======== Material for the task
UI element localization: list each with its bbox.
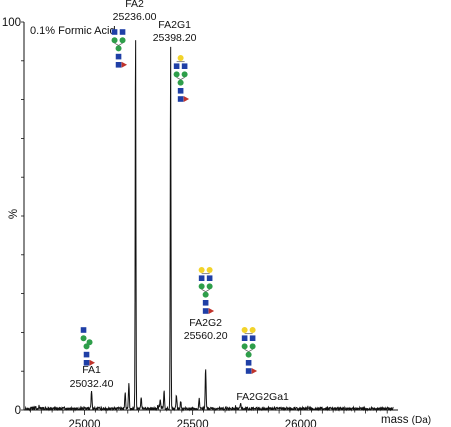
glycan-bond	[201, 289, 206, 292]
galactose-circle	[206, 267, 213, 273]
peak-label-name: FA2G2Ga1	[236, 391, 289, 403]
galactose-circle	[177, 55, 184, 61]
y-tick-label: 100	[2, 17, 21, 29]
mannose-circle	[241, 343, 248, 350]
mannose-circle	[173, 71, 180, 78]
mannose-circle	[119, 37, 126, 44]
glcnac-square	[241, 335, 248, 341]
glcnac-square	[111, 29, 118, 35]
glcnac-square	[181, 63, 188, 69]
galactose-circle	[249, 327, 256, 333]
glcnac-square	[119, 29, 126, 35]
x-tick-label: 25000	[69, 419, 101, 427]
x-axis-unit: (Da)	[412, 415, 431, 426]
mannose-circle	[206, 283, 213, 290]
y-tick-label: 0	[15, 405, 21, 417]
mannose-circle	[111, 37, 118, 44]
glycan-fa2g1	[173, 55, 190, 102]
glcnac-square	[245, 368, 252, 374]
glcnac-square	[249, 335, 256, 341]
galactose-circle	[198, 267, 205, 273]
fucose-triangle	[183, 96, 190, 102]
peak-label-name: FA2	[125, 0, 144, 10]
mannose-circle	[83, 343, 90, 350]
mannose-circle	[86, 339, 93, 346]
glcnac-square	[198, 275, 205, 281]
glycan-bond	[244, 349, 249, 352]
glycan-fa1	[80, 327, 96, 366]
glycan-fa2	[111, 29, 128, 68]
glycan-fa2g2	[241, 327, 258, 374]
fucose-triangle	[121, 61, 128, 68]
glcnac-square	[202, 300, 209, 306]
glycan-structures	[80, 29, 258, 374]
glcnac-square	[202, 308, 209, 314]
peak-label-name: FA2G2	[189, 317, 222, 329]
mannose-circle	[80, 335, 87, 342]
glycan-bond	[118, 42, 123, 46]
glycan-bond	[205, 289, 210, 292]
mannose-circle	[181, 71, 188, 78]
glycan-bond	[248, 349, 253, 352]
glycan-bond	[180, 77, 185, 80]
peak-label-mass: 25032.40	[70, 378, 114, 390]
peak-label-mass: 25398.20	[153, 32, 197, 44]
axes: 25000 25500 26000 0 100% mass (Da)	[2, 17, 431, 427]
glcnac-square	[115, 62, 122, 68]
x-tick-label: 25500	[177, 419, 209, 427]
x-axis-title: mass (Da)	[381, 414, 431, 426]
spectrum-line	[24, 40, 394, 412]
x-tick-label: 26000	[285, 419, 317, 427]
glcnac-square	[177, 88, 184, 94]
glcnac-square	[83, 360, 90, 366]
glycan-bond	[176, 77, 181, 80]
glycan-bond	[114, 42, 119, 46]
peak-label-name: FA1	[82, 364, 101, 376]
glcnac-square	[245, 360, 252, 366]
fucose-triangle	[208, 308, 215, 314]
glycan-fa2g2	[198, 267, 215, 314]
mannose-circle	[245, 351, 252, 358]
mannose-circle	[198, 283, 205, 290]
mannose-circle	[249, 343, 256, 350]
glcnac-square	[115, 53, 122, 60]
glcnac-square	[177, 96, 184, 102]
glcnac-square	[206, 275, 213, 281]
glcnac-square	[173, 63, 180, 69]
spectrum-trace	[24, 40, 394, 412]
mannose-circle	[202, 291, 209, 298]
glcnac-square	[83, 351, 90, 358]
mannose-circle	[177, 79, 184, 86]
y-axis-title: %	[8, 209, 20, 219]
fucose-triangle	[251, 368, 258, 374]
galactose-circle	[241, 327, 248, 333]
condition-annotation: 0.1% Formic Acid	[30, 25, 116, 37]
peak-label-name: FA2G1	[158, 19, 191, 31]
peak-label-mass: 25236.00	[113, 11, 157, 23]
mannose-circle	[115, 45, 122, 52]
peak-label-mass: 25560.20	[184, 330, 228, 342]
glcnac-square	[80, 327, 87, 333]
fucose-triangle	[89, 359, 96, 366]
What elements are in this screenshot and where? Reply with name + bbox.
================
* [Task instructions]
Arrange the entries starting at the line that contains "289, 206, 292]" and ending at the line that contains "axes: 25000 25500", both included, as a Markdown table with a Row column for the row number and a Line column for the line's text. Leave out any blank lines.

* [Output for this task]
| Row | Line |
|---|---|
| 1 | glycan-bond	[201, 289, 206, 292] |
| 2 | galactose-circle	[206, 267, 213, 273] |
| 3 | peak-label-name: FA2G2Ga1	[236, 391, 289, 403] |
| 4 | galactose-circle	[177, 55, 184, 61] |
| 5 | y-tick-label: 100	[2, 17, 21, 29] |
| 6 | mannose-circle	[241, 343, 248, 350] |
| 7 | mannose-circle	[173, 71, 180, 78] |
| 8 | mannose-circle	[119, 37, 126, 44] |
| 9 | glcnac-square	[241, 335, 248, 341] |
| 10 | glcnac-square	[111, 29, 118, 35] |
| 11 | glcnac-square	[181, 63, 188, 69] |
| 12 | galactose-circle	[249, 327, 256, 333] |
| 13 | glcnac-square	[119, 29, 126, 35] |
| 14 | x-tick-label: 25000	[69, 419, 101, 427] |
| 15 | x-axis-unit: (Da)	[412, 415, 431, 426] |
| 16 | mannose-circle	[206, 283, 213, 290] |
| 17 | y-tick-label: 0	[15, 405, 21, 417] |
| 18 | mannose-circle	[111, 37, 118, 44] |
| 19 | glycan-fa2g1	[173, 55, 190, 102] |
| 20 | glcnac-square	[245, 368, 252, 374] |
| 21 | glcnac-square	[249, 335, 256, 341] |
| 22 | galactose-circle	[198, 267, 205, 273] |
| 23 | fucose-triangle	[183, 96, 190, 102] |
| 24 | peak-label-name: FA2	[125, 0, 144, 10] |
| 25 | mannose-circle	[83, 343, 90, 350] |
| 26 | mannose-circle	[86, 339, 93, 346] |
| 27 | glcnac-square	[198, 275, 205, 281] |
| 28 | glycan-bond	[244, 349, 249, 352] |
| 29 | glycan-fa1	[80, 327, 96, 366] |
| 30 | glycan-fa2	[111, 29, 128, 68] |
| 31 | glycan-fa2g2	[241, 327, 258, 374] |
| 32 | fucose-triangle	[121, 61, 128, 68] |
| 33 | glcnac-square	[202, 300, 209, 306] |
| 34 | glycan-structures	[80, 29, 258, 374] |
| 35 | glcnac-square	[202, 308, 209, 314] |
| 36 | peak-label-name: FA2G2	[189, 317, 222, 329] |
| 37 | mannose-circle	[80, 335, 87, 342] |
| 38 | glycan-bond	[118, 42, 123, 46] |
| 39 | glycan-bond	[205, 289, 210, 292] |
| 40 | mannose-circle	[181, 71, 188, 78] |
| 41 | glycan-bond	[248, 349, 253, 352] |
| 42 | glycan-bond	[180, 77, 185, 80] |
| 43 | peak-label-mass: 25032.40	[70, 378, 114, 390] |
| 44 | peak-label-mass: 25398.20	[153, 32, 197, 44] |
| 45 | axes: 25000 25500 26000 0 100% mass (Da)	[2, 17, 431, 427] |